— begin DATA ENTRIES —
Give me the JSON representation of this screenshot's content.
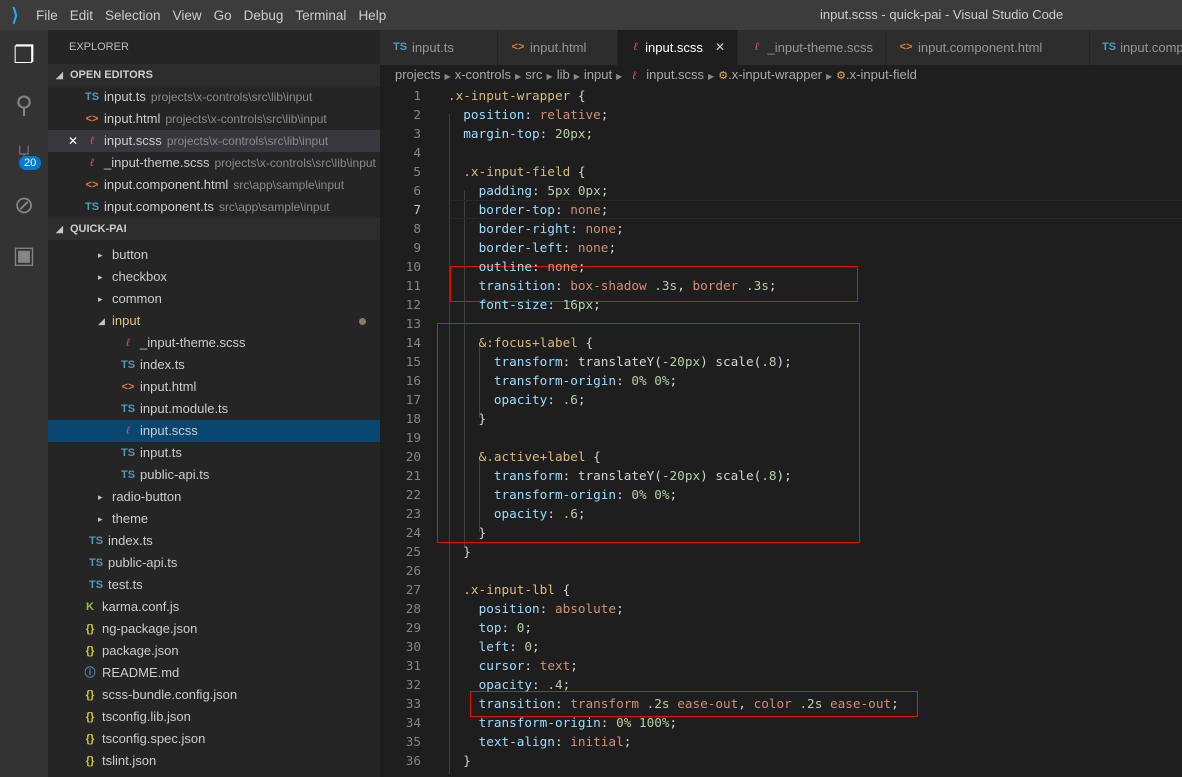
{
  "titlebar": {
    "menus": [
      "File",
      "Edit",
      "Selection",
      "View",
      "Go",
      "Debug",
      "Terminal",
      "Help"
    ],
    "title": "input.scss - quick-pai - Visual Studio Code"
  },
  "activity": {
    "scm_badge": "20"
  },
  "sidebar": {
    "title": "EXPLORER",
    "open_editors_label": "OPEN EDITORS",
    "open_editors": [
      {
        "icon": "ts",
        "name": "input.ts",
        "path": "projects\\x-controls\\src\\lib\\input"
      },
      {
        "icon": "html",
        "name": "input.html",
        "path": "projects\\x-controls\\src\\lib\\input"
      },
      {
        "icon": "scss",
        "name": "input.scss",
        "path": "projects\\x-controls\\src\\lib\\input",
        "selected": true
      },
      {
        "icon": "scss",
        "name": "_input-theme.scss",
        "path": "projects\\x-controls\\src\\lib\\input"
      },
      {
        "icon": "html",
        "name": "input.component.html",
        "path": "src\\app\\sample\\input"
      },
      {
        "icon": "ts",
        "name": "input.component.ts",
        "path": "src\\app\\sample\\input"
      }
    ],
    "project_label": "QUICK-PAI",
    "tree": [
      {
        "name": "button",
        "type": "folder",
        "level": 3
      },
      {
        "name": "checkbox",
        "type": "folder",
        "level": 3
      },
      {
        "name": "common",
        "type": "folder",
        "level": 3
      },
      {
        "name": "input",
        "type": "folder-open",
        "level": 3,
        "modified": true
      },
      {
        "name": "_input-theme.scss",
        "type": "scss",
        "level": 4
      },
      {
        "name": "index.ts",
        "type": "ts",
        "level": 4
      },
      {
        "name": "input.html",
        "type": "html",
        "level": 4
      },
      {
        "name": "input.module.ts",
        "type": "ts",
        "level": 4
      },
      {
        "name": "input.scss",
        "type": "scss",
        "level": 4,
        "active": true
      },
      {
        "name": "input.ts",
        "type": "ts",
        "level": 4
      },
      {
        "name": "public-api.ts",
        "type": "ts",
        "level": 4
      },
      {
        "name": "radio-button",
        "type": "folder",
        "level": 3
      },
      {
        "name": "theme",
        "type": "folder",
        "level": 3
      },
      {
        "name": "index.ts",
        "type": "ts",
        "level": 2
      },
      {
        "name": "public-api.ts",
        "type": "ts",
        "level": 2
      },
      {
        "name": "test.ts",
        "type": "ts",
        "level": 2
      },
      {
        "name": "karma.conf.js",
        "type": "karma",
        "level": 1
      },
      {
        "name": "ng-package.json",
        "type": "json",
        "level": 1
      },
      {
        "name": "package.json",
        "type": "json",
        "level": 1
      },
      {
        "name": "README.md",
        "type": "md",
        "level": 1
      },
      {
        "name": "scss-bundle.config.json",
        "type": "json",
        "level": 1
      },
      {
        "name": "tsconfig.lib.json",
        "type": "json",
        "level": 1
      },
      {
        "name": "tsconfig.spec.json",
        "type": "json",
        "level": 1
      },
      {
        "name": "tslint.json",
        "type": "json",
        "level": 1
      }
    ]
  },
  "tabs": [
    {
      "icon": "ts",
      "label": "input.ts"
    },
    {
      "icon": "html",
      "label": "input.html"
    },
    {
      "icon": "scss",
      "label": "input.scss",
      "active": true
    },
    {
      "icon": "scss",
      "label": "_input-theme.scss"
    },
    {
      "icon": "html",
      "label": "input.component.html"
    },
    {
      "icon": "ts",
      "label": "input.component.ts"
    }
  ],
  "breadcrumbs": [
    "projects",
    "x-controls",
    "src",
    "lib",
    "input",
    "input.scss",
    ".x-input-wrapper",
    ".x-input-field"
  ],
  "editor": {
    "current_line": 7,
    "lines": [
      [
        [
          "s",
          ".x-input-wrapper"
        ],
        [
          "t",
          " {"
        ]
      ],
      [
        [
          "t",
          "  "
        ],
        [
          "p",
          "position"
        ],
        [
          "t",
          ": "
        ],
        [
          "v",
          "relative"
        ],
        [
          "t",
          ";"
        ]
      ],
      [
        [
          "t",
          "  "
        ],
        [
          "p",
          "margin-top"
        ],
        [
          "t",
          ": "
        ],
        [
          "n",
          "20px"
        ],
        [
          "t",
          ";"
        ]
      ],
      [],
      [
        [
          "t",
          "  "
        ],
        [
          "s",
          ".x-input-field"
        ],
        [
          "t",
          " {"
        ]
      ],
      [
        [
          "t",
          "    "
        ],
        [
          "p",
          "padding"
        ],
        [
          "t",
          ": "
        ],
        [
          "n",
          "5px 0px"
        ],
        [
          "t",
          ";"
        ]
      ],
      [
        [
          "t",
          "    "
        ],
        [
          "p",
          "border-top"
        ],
        [
          "t",
          ": "
        ],
        [
          "v",
          "none"
        ],
        [
          "t",
          ";"
        ]
      ],
      [
        [
          "t",
          "    "
        ],
        [
          "p",
          "border-right"
        ],
        [
          "t",
          ": "
        ],
        [
          "v",
          "none"
        ],
        [
          "t",
          ";"
        ]
      ],
      [
        [
          "t",
          "    "
        ],
        [
          "p",
          "border-left"
        ],
        [
          "t",
          ": "
        ],
        [
          "v",
          "none"
        ],
        [
          "t",
          ";"
        ]
      ],
      [
        [
          "t",
          "    "
        ],
        [
          "p",
          "outline"
        ],
        [
          "t",
          ": "
        ],
        [
          "v",
          "none"
        ],
        [
          "t",
          ";"
        ]
      ],
      [
        [
          "t",
          "    "
        ],
        [
          "p",
          "transition"
        ],
        [
          "t",
          ": "
        ],
        [
          "v",
          "box-shadow"
        ],
        [
          "t",
          " "
        ],
        [
          "n",
          ".3s"
        ],
        [
          "t",
          ", "
        ],
        [
          "v",
          "border"
        ],
        [
          "t",
          " "
        ],
        [
          "n",
          ".3s"
        ],
        [
          "t",
          ";"
        ]
      ],
      [
        [
          "t",
          "    "
        ],
        [
          "p",
          "font-size"
        ],
        [
          "t",
          ": "
        ],
        [
          "n",
          "16px"
        ],
        [
          "t",
          ";"
        ]
      ],
      [],
      [
        [
          "t",
          "    "
        ],
        [
          "s",
          "&:focus+label"
        ],
        [
          "t",
          " {"
        ]
      ],
      [
        [
          "t",
          "      "
        ],
        [
          "p",
          "transform"
        ],
        [
          "t",
          ": translateY("
        ],
        [
          "n",
          "-20px"
        ],
        [
          "t",
          ") scale("
        ],
        [
          "n",
          ".8"
        ],
        [
          "t",
          ");"
        ]
      ],
      [
        [
          "t",
          "      "
        ],
        [
          "p",
          "transform-origin"
        ],
        [
          "t",
          ": "
        ],
        [
          "n",
          "0% 0%"
        ],
        [
          "t",
          ";"
        ]
      ],
      [
        [
          "t",
          "      "
        ],
        [
          "p",
          "opacity"
        ],
        [
          "t",
          ": "
        ],
        [
          "n",
          ".6"
        ],
        [
          "t",
          ";"
        ]
      ],
      [
        [
          "t",
          "    }"
        ]
      ],
      [],
      [
        [
          "t",
          "    "
        ],
        [
          "s",
          "&.active+label"
        ],
        [
          "t",
          " {"
        ]
      ],
      [
        [
          "t",
          "      "
        ],
        [
          "p",
          "transform"
        ],
        [
          "t",
          ": translateY("
        ],
        [
          "n",
          "-20px"
        ],
        [
          "t",
          ") scale("
        ],
        [
          "n",
          ".8"
        ],
        [
          "t",
          ");"
        ]
      ],
      [
        [
          "t",
          "      "
        ],
        [
          "p",
          "transform-origin"
        ],
        [
          "t",
          ": "
        ],
        [
          "n",
          "0% 0%"
        ],
        [
          "t",
          ";"
        ]
      ],
      [
        [
          "t",
          "      "
        ],
        [
          "p",
          "opacity"
        ],
        [
          "t",
          ": "
        ],
        [
          "n",
          ".6"
        ],
        [
          "t",
          ";"
        ]
      ],
      [
        [
          "t",
          "    }"
        ]
      ],
      [
        [
          "t",
          "  }"
        ]
      ],
      [],
      [
        [
          "t",
          "  "
        ],
        [
          "s",
          ".x-input-lbl"
        ],
        [
          "t",
          " {"
        ]
      ],
      [
        [
          "t",
          "    "
        ],
        [
          "p",
          "position"
        ],
        [
          "t",
          ": "
        ],
        [
          "v",
          "absolute"
        ],
        [
          "t",
          ";"
        ]
      ],
      [
        [
          "t",
          "    "
        ],
        [
          "p",
          "top"
        ],
        [
          "t",
          ": "
        ],
        [
          "n",
          "0"
        ],
        [
          "t",
          ";"
        ]
      ],
      [
        [
          "t",
          "    "
        ],
        [
          "p",
          "left"
        ],
        [
          "t",
          ": "
        ],
        [
          "n",
          "0"
        ],
        [
          "t",
          ";"
        ]
      ],
      [
        [
          "t",
          "    "
        ],
        [
          "p",
          "cursor"
        ],
        [
          "t",
          ": "
        ],
        [
          "v",
          "text"
        ],
        [
          "t",
          ";"
        ]
      ],
      [
        [
          "t",
          "    "
        ],
        [
          "p",
          "opacity"
        ],
        [
          "t",
          ": "
        ],
        [
          "n",
          ".4"
        ],
        [
          "t",
          ";"
        ]
      ],
      [
        [
          "t",
          "    "
        ],
        [
          "p",
          "transition"
        ],
        [
          "t",
          ": "
        ],
        [
          "v",
          "transform"
        ],
        [
          "t",
          " "
        ],
        [
          "n",
          ".2s"
        ],
        [
          "t",
          " "
        ],
        [
          "v",
          "ease-out"
        ],
        [
          "t",
          ", "
        ],
        [
          "v",
          "color"
        ],
        [
          "t",
          " "
        ],
        [
          "n",
          ".2s"
        ],
        [
          "t",
          " "
        ],
        [
          "v",
          "ease-out"
        ],
        [
          "t",
          ";"
        ]
      ],
      [
        [
          "t",
          "    "
        ],
        [
          "p",
          "transform-origin"
        ],
        [
          "t",
          ": "
        ],
        [
          "n",
          "0% 100%"
        ],
        [
          "t",
          ";"
        ]
      ],
      [
        [
          "t",
          "    "
        ],
        [
          "p",
          "text-align"
        ],
        [
          "t",
          ": "
        ],
        [
          "v",
          "initial"
        ],
        [
          "t",
          ";"
        ]
      ],
      [
        [
          "t",
          "  }"
        ]
      ]
    ]
  }
}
— end DATA ENTRIES —
→ DIRECTIVE:
Return each line that includes "border".

→ TASK ANSWER:
          "border-top"
          "border-right"
          "border-left"
          "border"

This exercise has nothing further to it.